Go through the entries below and pick out every line with "button".

**DATA TO PROCESS:**
● ● ● ●

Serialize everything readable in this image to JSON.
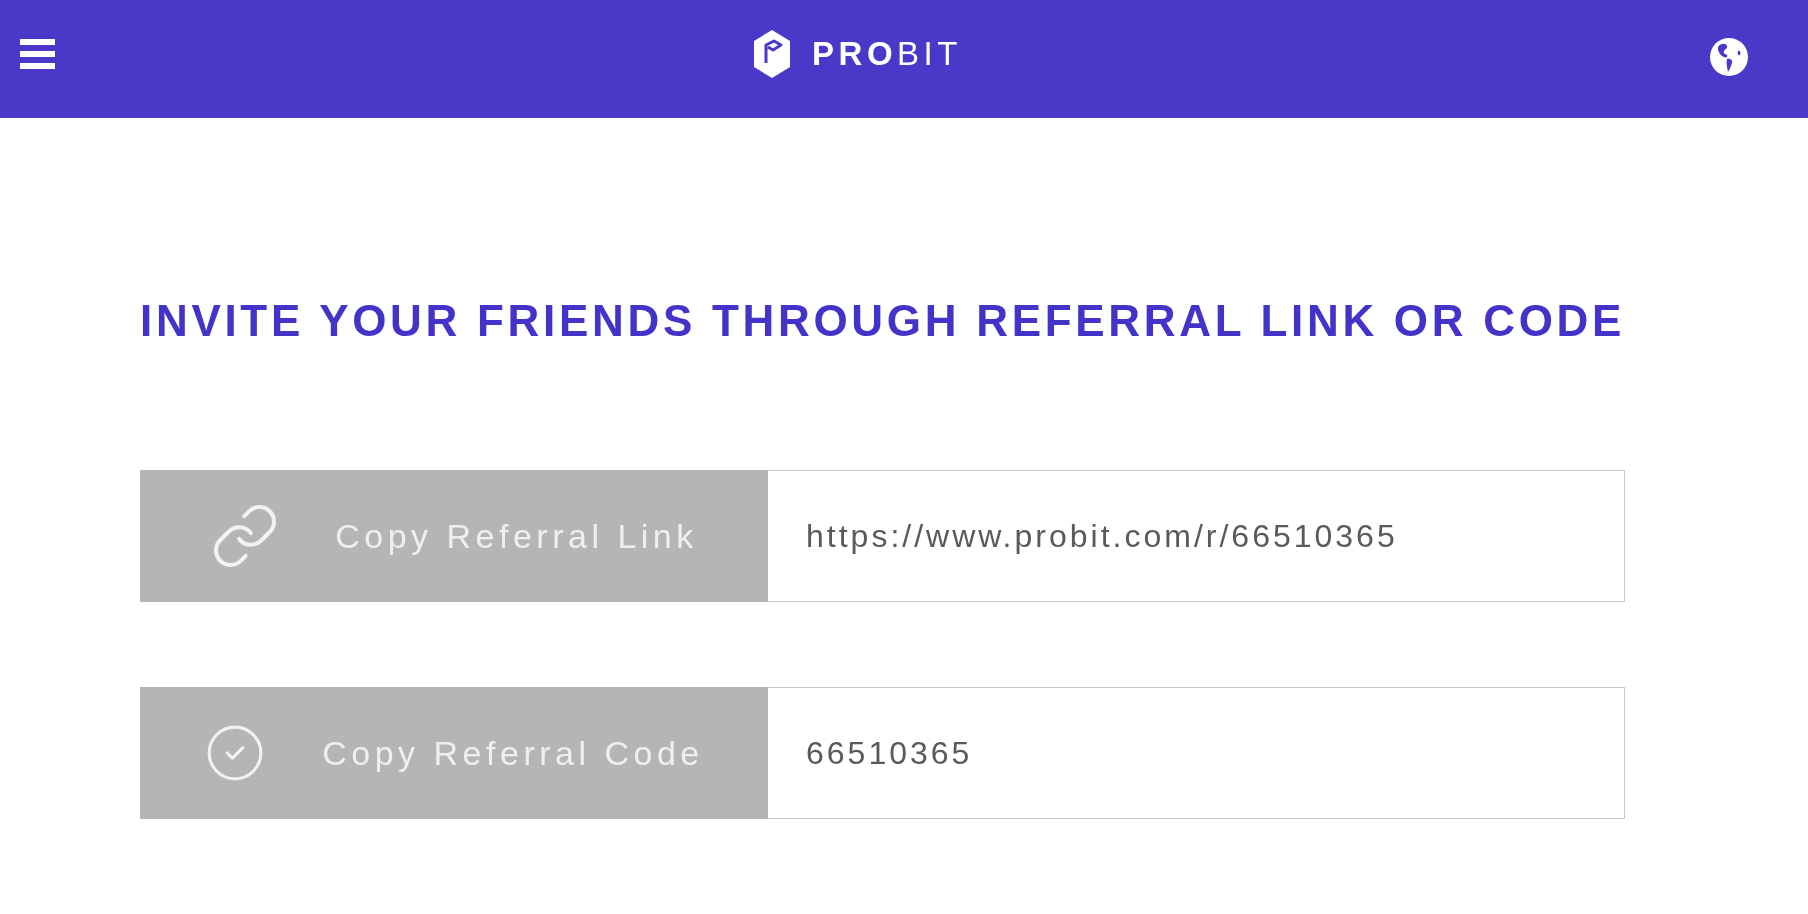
{
  "header": {
    "logo": "**PRO**BIT"
  },
  "title": "INVITE YOUR FRIENDS THROUGH REFERRAL LINK OR CODE",
  "referrals": [
    {
      "kind": "link",
      "button": "Copy Referral Link",
      "value": "https://www.probit.com/r/66510365"
    },
    {
      "kind": "code",
      "button": "Copy Referral Code",
      "value": "66510365"
    }
  ]
}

● ● ● ●

**EXPECTED ANSWER:**
      "button": "Copy Referral Link",
      "button": "Copy Referral Code",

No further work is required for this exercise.